>> Begin Record excerpts
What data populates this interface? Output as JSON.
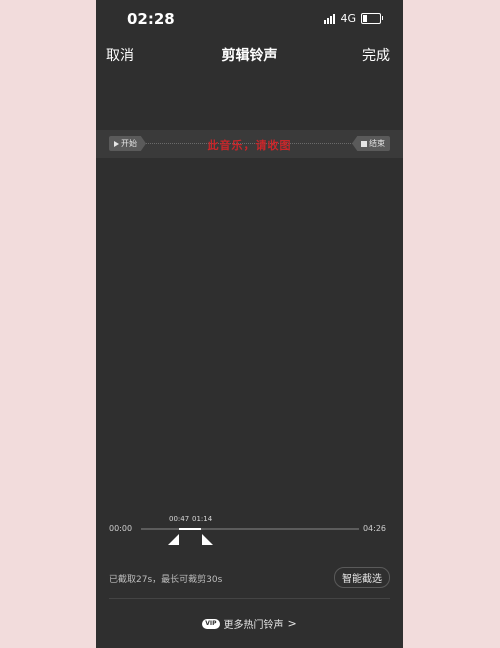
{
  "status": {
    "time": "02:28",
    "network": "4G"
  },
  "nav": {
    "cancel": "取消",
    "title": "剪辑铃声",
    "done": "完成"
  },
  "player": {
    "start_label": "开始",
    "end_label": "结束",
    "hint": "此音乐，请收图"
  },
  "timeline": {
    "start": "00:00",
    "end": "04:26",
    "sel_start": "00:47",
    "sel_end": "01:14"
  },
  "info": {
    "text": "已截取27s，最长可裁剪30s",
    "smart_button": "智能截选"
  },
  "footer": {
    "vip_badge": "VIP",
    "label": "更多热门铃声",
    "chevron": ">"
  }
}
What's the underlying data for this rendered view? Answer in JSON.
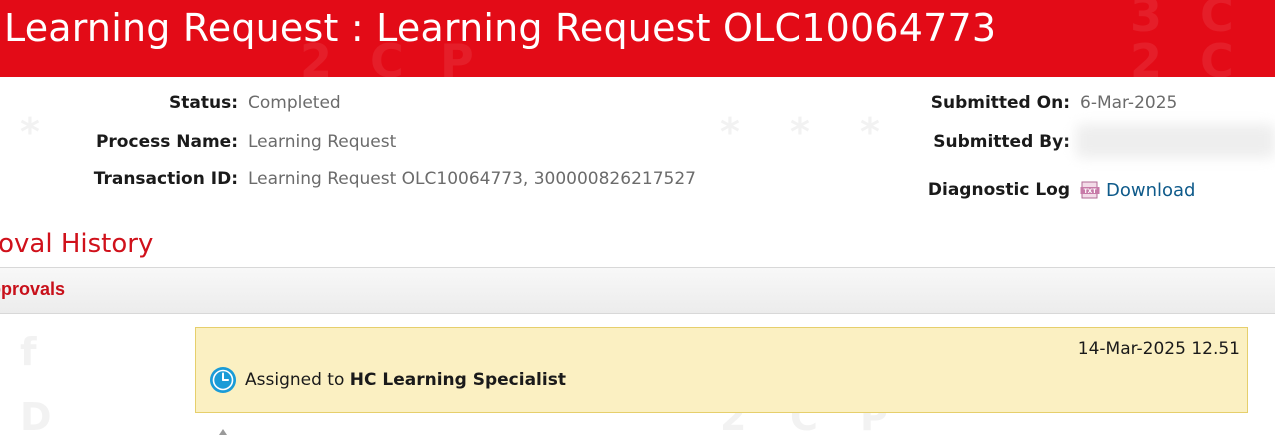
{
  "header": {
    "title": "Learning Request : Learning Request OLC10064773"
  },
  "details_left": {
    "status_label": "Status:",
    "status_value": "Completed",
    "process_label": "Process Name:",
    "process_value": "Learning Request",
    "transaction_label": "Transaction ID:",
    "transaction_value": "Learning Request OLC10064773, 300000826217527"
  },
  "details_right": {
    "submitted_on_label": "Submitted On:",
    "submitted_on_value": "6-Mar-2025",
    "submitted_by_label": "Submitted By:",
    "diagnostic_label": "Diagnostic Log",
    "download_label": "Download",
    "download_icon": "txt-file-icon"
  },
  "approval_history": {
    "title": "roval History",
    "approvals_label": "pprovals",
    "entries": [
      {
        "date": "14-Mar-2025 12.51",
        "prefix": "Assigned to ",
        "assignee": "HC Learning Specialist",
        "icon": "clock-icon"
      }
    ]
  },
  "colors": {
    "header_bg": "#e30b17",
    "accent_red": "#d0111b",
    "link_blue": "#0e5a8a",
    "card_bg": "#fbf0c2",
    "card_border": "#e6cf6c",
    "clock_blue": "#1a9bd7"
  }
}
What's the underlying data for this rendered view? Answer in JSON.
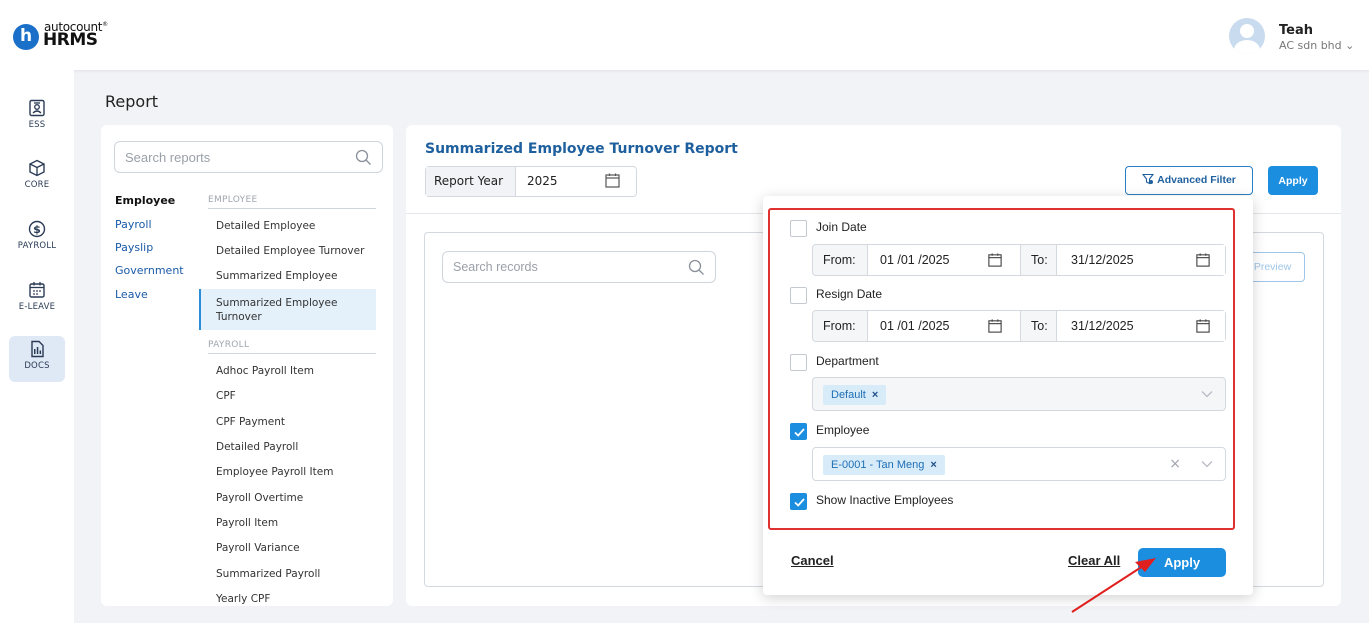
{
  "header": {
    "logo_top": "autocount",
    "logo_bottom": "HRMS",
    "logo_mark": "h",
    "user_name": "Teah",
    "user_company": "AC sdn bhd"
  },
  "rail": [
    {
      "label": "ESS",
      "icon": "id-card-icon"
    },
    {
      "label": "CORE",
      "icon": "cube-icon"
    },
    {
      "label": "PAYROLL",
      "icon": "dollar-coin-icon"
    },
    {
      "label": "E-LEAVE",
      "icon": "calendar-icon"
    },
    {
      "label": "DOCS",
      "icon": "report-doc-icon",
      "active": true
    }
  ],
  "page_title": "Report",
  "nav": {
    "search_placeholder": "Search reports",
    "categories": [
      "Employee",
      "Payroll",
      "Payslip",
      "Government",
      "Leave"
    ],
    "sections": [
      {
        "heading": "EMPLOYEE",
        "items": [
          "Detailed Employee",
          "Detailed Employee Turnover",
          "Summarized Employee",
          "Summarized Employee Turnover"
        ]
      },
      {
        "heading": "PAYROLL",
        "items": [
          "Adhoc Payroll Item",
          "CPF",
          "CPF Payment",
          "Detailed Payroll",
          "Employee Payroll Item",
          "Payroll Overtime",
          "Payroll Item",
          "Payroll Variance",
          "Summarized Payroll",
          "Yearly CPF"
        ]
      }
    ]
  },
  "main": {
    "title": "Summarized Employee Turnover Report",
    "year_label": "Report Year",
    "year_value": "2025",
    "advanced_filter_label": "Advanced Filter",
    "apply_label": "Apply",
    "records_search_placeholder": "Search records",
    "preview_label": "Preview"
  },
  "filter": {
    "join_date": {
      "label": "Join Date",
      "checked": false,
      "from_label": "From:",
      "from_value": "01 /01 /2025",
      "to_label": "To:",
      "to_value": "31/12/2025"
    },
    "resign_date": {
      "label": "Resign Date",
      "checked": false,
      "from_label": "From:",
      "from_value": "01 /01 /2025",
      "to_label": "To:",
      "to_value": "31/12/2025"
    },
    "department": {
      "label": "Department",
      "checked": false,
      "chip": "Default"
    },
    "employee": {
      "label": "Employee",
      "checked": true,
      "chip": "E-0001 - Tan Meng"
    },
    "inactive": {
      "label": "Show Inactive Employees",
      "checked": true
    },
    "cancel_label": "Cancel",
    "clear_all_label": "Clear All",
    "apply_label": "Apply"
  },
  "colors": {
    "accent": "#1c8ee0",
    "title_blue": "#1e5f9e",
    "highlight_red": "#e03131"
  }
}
>> End Record excerpts
Exercise objective
Write the entries above out in full, exactly, with no images.

Written solution
What data populates this interface? Output as JSON.
{
  "status": {
    "time": "02:28",
    "network": "4G"
  },
  "nav": {
    "cancel": "取消",
    "title": "剪辑铃声",
    "done": "完成"
  },
  "player": {
    "start_label": "开始",
    "end_label": "结束",
    "hint": "此音乐，请收图"
  },
  "timeline": {
    "start": "00:00",
    "end": "04:26",
    "sel_start": "00:47",
    "sel_end": "01:14"
  },
  "info": {
    "text": "已截取27s，最长可裁剪30s",
    "smart_button": "智能截选"
  },
  "footer": {
    "vip_badge": "VIP",
    "label": "更多热门铃声",
    "chevron": ">"
  }
}
What's the underlying data for this rendered view? Answer in JSON.
{
  "header": {
    "title": "Learning Request : Learning Request OLC10064773"
  },
  "details_left": {
    "status_label": "Status:",
    "status_value": "Completed",
    "process_label": "Process Name:",
    "process_value": "Learning Request",
    "transaction_label": "Transaction ID:",
    "transaction_value": "Learning Request OLC10064773, 300000826217527"
  },
  "details_right": {
    "submitted_on_label": "Submitted On:",
    "submitted_on_value": "6-Mar-2025",
    "submitted_by_label": "Submitted By:",
    "diagnostic_label": "Diagnostic Log",
    "download_label": "Download",
    "download_icon": "txt-file-icon"
  },
  "approval_history": {
    "title": "roval History",
    "approvals_label": "pprovals",
    "entries": [
      {
        "date": "14-Mar-2025 12.51",
        "prefix": "Assigned to ",
        "assignee": "HC Learning Specialist",
        "icon": "clock-icon"
      }
    ]
  },
  "colors": {
    "header_bg": "#e30b17",
    "accent_red": "#d0111b",
    "link_blue": "#0e5a8a",
    "card_bg": "#fbf0c2",
    "card_border": "#e6cf6c",
    "clock_blue": "#1a9bd7"
  }
}
What's the underlying data for this rendered view? Answer in JSON.
{
  "header": {
    "logo_top": "autocount",
    "logo_bottom": "HRMS",
    "logo_mark": "h",
    "user_name": "Teah",
    "user_company": "AC sdn bhd"
  },
  "rail": [
    {
      "label": "ESS",
      "icon": "id-card-icon"
    },
    {
      "label": "CORE",
      "icon": "cube-icon"
    },
    {
      "label": "PAYROLL",
      "icon": "dollar-coin-icon"
    },
    {
      "label": "E-LEAVE",
      "icon": "calendar-icon"
    },
    {
      "label": "DOCS",
      "icon": "report-doc-icon",
      "active": true
    }
  ],
  "page_title": "Report",
  "nav": {
    "search_placeholder": "Search reports",
    "categories": [
      "Employee",
      "Payroll",
      "Payslip",
      "Government",
      "Leave"
    ],
    "sections": [
      {
        "heading": "EMPLOYEE",
        "items": [
          "Detailed Employee",
          "Detailed Employee Turnover",
          "Summarized Employee",
          "Summarized Employee Turnover"
        ]
      },
      {
        "heading": "PAYROLL",
        "items": [
          "Adhoc Payroll Item",
          "CPF",
          "CPF Payment",
          "Detailed Payroll",
          "Employee Payroll Item",
          "Payroll Overtime",
          "Payroll Item",
          "Payroll Variance",
          "Summarized Payroll",
          "Yearly CPF"
        ]
      }
    ]
  },
  "main": {
    "title": "Summarized Employee Turnover Report",
    "year_label": "Report Year",
    "year_value": "2025",
    "advanced_filter_label": "Advanced Filter",
    "apply_label": "Apply",
    "records_search_placeholder": "Search records",
    "preview_label": "Preview"
  },
  "filter": {
    "join_date": {
      "label": "Join Date",
      "checked": false,
      "from_label": "From:",
      "from_value": "01 /01 /2025",
      "to_label": "To:",
      "to_value": "31/12/2025"
    },
    "resign_date": {
      "label": "Resign Date",
      "checked": false,
      "from_label": "From:",
      "from_value": "01 /01 /2025",
      "to_label": "To:",
      "to_value": "31/12/2025"
    },
    "department": {
      "label": "Department",
      "checked": false,
      "chip": "Default"
    },
    "employee": {
      "label": "Employee",
      "checked": true,
      "chip": "E-0001 - Tan Meng"
    },
    "inactive": {
      "label": "Show Inactive Employees",
      "checked": true
    },
    "cancel_label": "Cancel",
    "clear_all_label": "Clear All",
    "apply_label": "Apply"
  },
  "colors": {
    "accent": "#1c8ee0",
    "title_blue": "#1e5f9e",
    "highlight_red": "#e03131"
  }
}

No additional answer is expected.